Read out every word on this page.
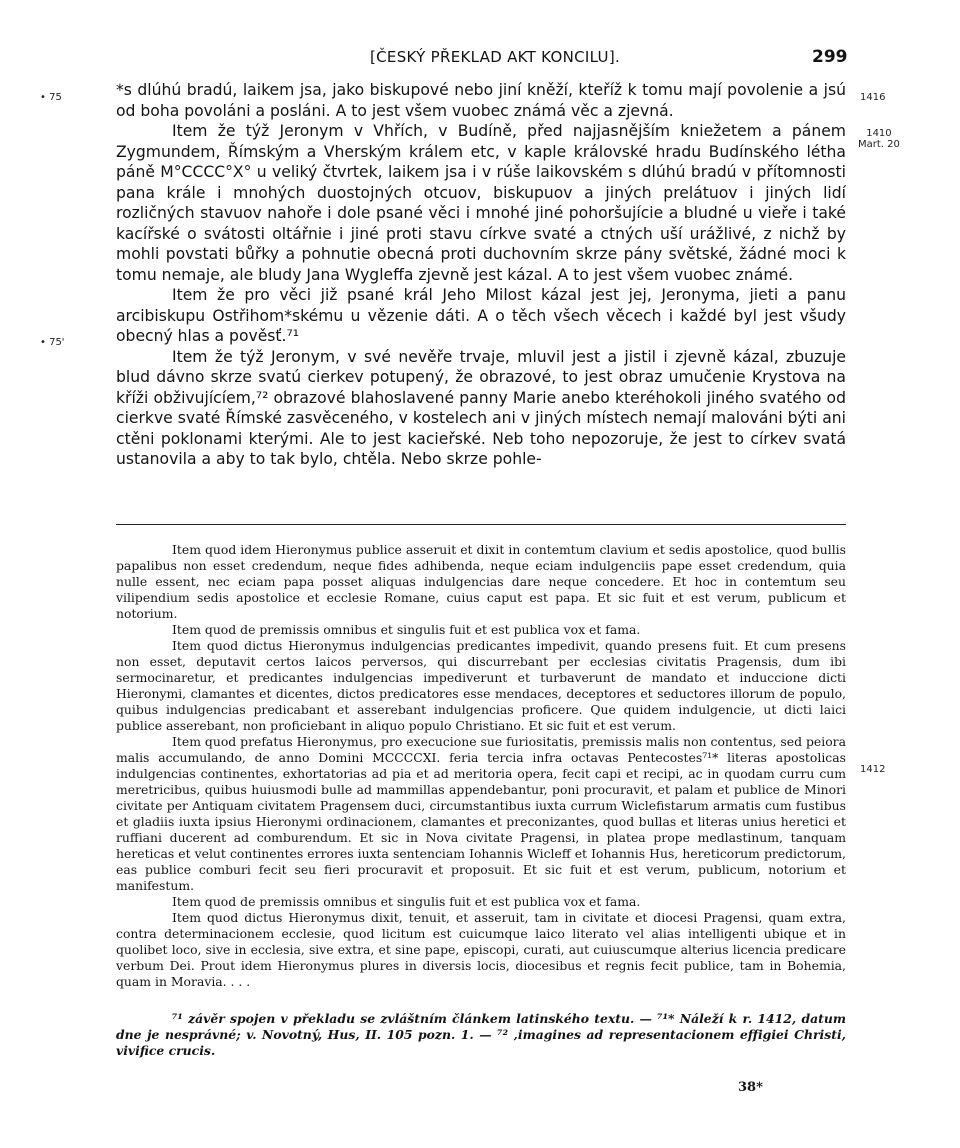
[ČESKÝ PŘEKLAD AKT KONCILU].	299
• 75
• 75'
1416
1410
Mart. 20
1412

*s dlúhú bradú, laikem jsa, jako biskupové nebo jiní kněží, kteříž k tomu mají povolenie a jsú od boha povoláni a posláni. A to jest všem vuobec známá věc a zjevná.

Item že týž Jeronym v Vhřích, v Budíně, před najjasnějším kniežetem a pánem Zygmundem, Římským a Vherským králem etc, v kaple královské hradu Budínského létha páně M°CCCC°X° u veliký čtvrtek, laikem jsa i v rúše laikovském s dlúhú bradú v přítomnosti pana krále i mnohých duostojných otcuov, biskupuov a jiných prelátuov i jiných lidí rozličných stavuov nahoře i dole psané věci i mnohé jiné pohoršujície a bludné u vieře i také kacířské o svátosti oltářnie i jiné proti stavu církve svaté a ctných uší urážlivé, z nichž by mohli povstati bůřky a pohnutie obecná proti duchovním skrze pány světské, žádné moci k tomu nemaje, ale bludy Jana Wygleffa zjevně jest kázal. A to jest všem vuobec známé.

Item že pro věci již psané král Jeho Milost kázal jest jej, Jeronyma, jieti a panu arcibiskupu Ostřihom*skému u vězenie dáti. A o těch všech věcech i každé byl jest všudy obecný hlas a pověsť.⁷¹

Item že týž Jeronym, v své nevěře trvaje, mluvil jest a jistil i zjevně kázal, zbuzuje blud dávno skrze svatú cierkev potupený, že obrazové, to jest obraz umučenie Krystova na kříži obživujícíem,⁷² obrazové blahoslavené panny Marie anebo kteréhokoli jiného svatého od cierkve svaté Římské zasvěceného, v kostelech ani v jiných místech nemají malováni býti ani ctěni poklonami kterými. Ale to jest kacieřské. Neb toho nepozoruje, že jest to církev svatá ustanovila a aby to tak bylo, chtěla. Nebo skrze pohle-

Item quod idem Hieronymus publice asseruit et dixit in contemtum clavium et sedis apostolice, quod bullis papalibus non esset credendum, neque fides adhibenda, neque eciam indulgenciis pape esset credendum, quia nulle essent, nec eciam papa posset aliquas indulgencias dare neque concedere. Et hoc in contemtum seu vilipendium sedis apostolice et ecclesie Romane, cuius caput est papa. Et sic fuit et est verum, publicum et notorium.

Item quod de premissis omnibus et singulis fuit et est publica vox et fama.

Item quod dictus Hieronymus indulgencias predicantes impedivit, quando presens fuit. Et cum presens non esset, deputavit certos laicos perversos, qui discurrebant per ecclesias civitatis Pragensis, dum ibi sermocinaretur, et predicantes indulgencias impediverunt et turbaverunt de mandato et induccione dicti Hieronymi, clamantes et dicentes, dictos predicatores esse mendaces, deceptores et seductores illorum de populo, quibus indulgencias predicabant et asserebant indulgencias proficere. Que quidem indulgencie, ut dicti laici publice asserebant, non proficiebant in aliquo populo Christiano. Et sic fuit et est verum.

Item quod prefatus Hieronymus, pro execucione sue furiositatis, premissis malis non contentus, sed peiora malis accumulando, de anno Domini MCCCCXI. feria tercia infra octavas Pentecostes⁷¹* literas apostolicas indulgencias continentes, exhortatorias ad pia et ad meritoria opera, fecit capi et recipi, ac in quodam curru cum meretricibus, quibus huiusmodi bulle ad mammillas appendebantur, poni procuravit, et palam et publice de Minori civitate per Antiquam civitatem Pragensem duci, circumstantibus iuxta currum Wiclefistarum armatis cum fustibus et gladiis iuxta ipsius Hieronymi ordinacionem, clamantes et preconizantes, quod bullas et literas unius heretici et ruffiani ducerent ad comburendum. Et sic in Nova civitate Pragensi, in platea prope medlastinum, tanquam hereticas et velut continentes errores iuxta sentenciam Iohannis Wicleff et Iohannis Hus, hereticorum predictorum, eas publice comburi fecit seu fieri procuravit et proposuit. Et sic fuit et est verum, publicum, notorium et manifestum.

Item quod de premissis omnibus et singulis fuit et est publica vox et fama.

Item quod dictus Hieronymus dixit, tenuit, et asseruit, tam in civitate et diocesi Pragensi, quam extra, contra determinacionem ecclesie, quod licitum est cuicumque laico literato vel alias intelligenti ubique et in quolibet loco, sive in ecclesia, sive extra, et sine pape, episcopi, curati, aut cuiuscumque alterius licencia predicare verbum Dei. Prout idem Hieronymus plures in diversis locis, diocesibus et regnis fecit publice, tam in Bohemia, quam in Moravia. . . .

⁷¹ závěr spojen v překladu se zvláštním článkem latinského textu. — ⁷¹* Náleží k r. 1412, datum dne je nesprávné; v. Novotný, Hus, II. 105 pozn. 1. — ⁷² ‚imagines ad representacionem effigiei Christi, vivifice crucis.

38*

* * *

STATED EXERCISE — Go back to the records above and write them out exactly, without the pictures.

FULL SOLUTION —
Read out every word on this page.
[ČESKÝ PŘEKLAD AKT KONCILU].	299
• 75
• 75'
1416
1410
Mart. 20
1412

*s dlúhú bradú, laikem jsa, jako biskupové nebo jiní kněží, kteříž k tomu mají povolenie a jsú od boha povoláni a posláni. A to jest všem vuobec známá věc a zjevná.

Item že týž Jeronym v Vhřích, v Budíně, před najjasnějším kniežetem a pánem Zygmundem, Římským a Vherským králem etc, v kaple královské hradu Budínského létha páně M°CCCC°X° u veliký čtvrtek, laikem jsa i v rúše laikovském s dlúhú bradú v přítomnosti pana krále i mnohých duostojných otcuov, biskupuov a jiných prelátuov i jiných lidí rozličných stavuov nahoře i dole psané věci i mnohé jiné pohoršujície a bludné u vieře i také kacířské o svátosti oltářnie i jiné proti stavu církve svaté a ctných uší urážlivé, z nichž by mohli povstati bůřky a pohnutie obecná proti duchovním skrze pány světské, žádné moci k tomu nemaje, ale bludy Jana Wygleffa zjevně jest kázal. A to jest všem vuobec známé.

Item že pro věci již psané král Jeho Milost kázal jest jej, Jeronyma, jieti a panu arcibiskupu Ostřihom*skému u vězenie dáti. A o těch všech věcech i každé byl jest všudy obecný hlas a pověsť.⁷¹

Item že týž Jeronym, v své nevěře trvaje, mluvil jest a jistil i zjevně kázal, zbuzuje blud dávno skrze svatú cierkev potupený, že obrazové, to jest obraz umučenie Krystova na kříži obživujícíem,⁷² obrazové blahoslavené panny Marie anebo kteréhokoli jiného svatého od cierkve svaté Římské zasvěceného, v kostelech ani v jiných místech nemají malováni býti ani ctěni poklonami kterými. Ale to jest kacieřské. Neb toho nepozoruje, že jest to církev svatá ustanovila a aby to tak bylo, chtěla. Nebo skrze pohle-

Item quod idem Hieronymus publice asseruit et dixit in contemtum clavium et sedis apostolice, quod bullis papalibus non esset credendum, neque fides adhibenda, neque eciam indulgenciis pape esset credendum, quia nulle essent, nec eciam papa posset aliquas indulgencias dare neque concedere. Et hoc in contemtum seu vilipendium sedis apostolice et ecclesie Romane, cuius caput est papa. Et sic fuit et est verum, publicum et notorium.

Item quod de premissis omnibus et singulis fuit et est publica vox et fama.

Item quod dictus Hieronymus indulgencias predicantes impedivit, quando presens fuit. Et cum presens non esset, deputavit certos laicos perversos, qui discurrebant per ecclesias civitatis Pragensis, dum ibi sermocinaretur, et predicantes indulgencias impediverunt et turbaverunt de mandato et induccione dicti Hieronymi, clamantes et dicentes, dictos predicatores esse mendaces, deceptores et seductores illorum de populo, quibus indulgencias predicabant et asserebant indulgencias proficere. Que quidem indulgencie, ut dicti laici publice asserebant, non proficiebant in aliquo populo Christiano. Et sic fuit et est verum.

Item quod prefatus Hieronymus, pro execucione sue furiositatis, premissis malis non contentus, sed peiora malis accumulando, de anno Domini MCCCCXI. feria tercia infra octavas Pentecostes⁷¹* literas apostolicas indulgencias continentes, exhortatorias ad pia et ad meritoria opera, fecit capi et recipi, ac in quodam curru cum meretricibus, quibus huiusmodi bulle ad mammillas appendebantur, poni procuravit, et palam et publice de Minori civitate per Antiquam civitatem Pragensem duci, circumstantibus iuxta currum Wiclefistarum armatis cum fustibus et gladiis iuxta ipsius Hieronymi ordinacionem, clamantes et preconizantes, quod bullas et literas unius heretici et ruffiani ducerent ad comburendum. Et sic in Nova civitate Pragensi, in platea prope medlastinum, tanquam hereticas et velut continentes errores iuxta sentenciam Iohannis Wicleff et Iohannis Hus, hereticorum predictorum, eas publice comburi fecit seu fieri procuravit et proposuit. Et sic fuit et est verum, publicum, notorium et manifestum.

Item quod de premissis omnibus et singulis fuit et est publica vox et fama.

Item quod dictus Hieronymus dixit, tenuit, et asseruit, tam in civitate et diocesi Pragensi, quam extra, contra determinacionem ecclesie, quod licitum est cuicumque laico literato vel alias intelligenti ubique et in quolibet loco, sive in ecclesia, sive extra, et sine pape, episcopi, curati, aut cuiuscumque alterius licencia predicare verbum Dei. Prout idem Hieronymus plures in diversis locis, diocesibus et regnis fecit publice, tam in Bohemia, quam in Moravia. . . .

⁷¹ závěr spojen v překladu se zvláštním článkem latinského textu. — ⁷¹* Náleží k r. 1412, datum dne je nesprávné; v. Novotný, Hus, II. 105 pozn. 1. — ⁷² ‚imagines ad representacionem effigiei Christi, vivifice crucis.

38*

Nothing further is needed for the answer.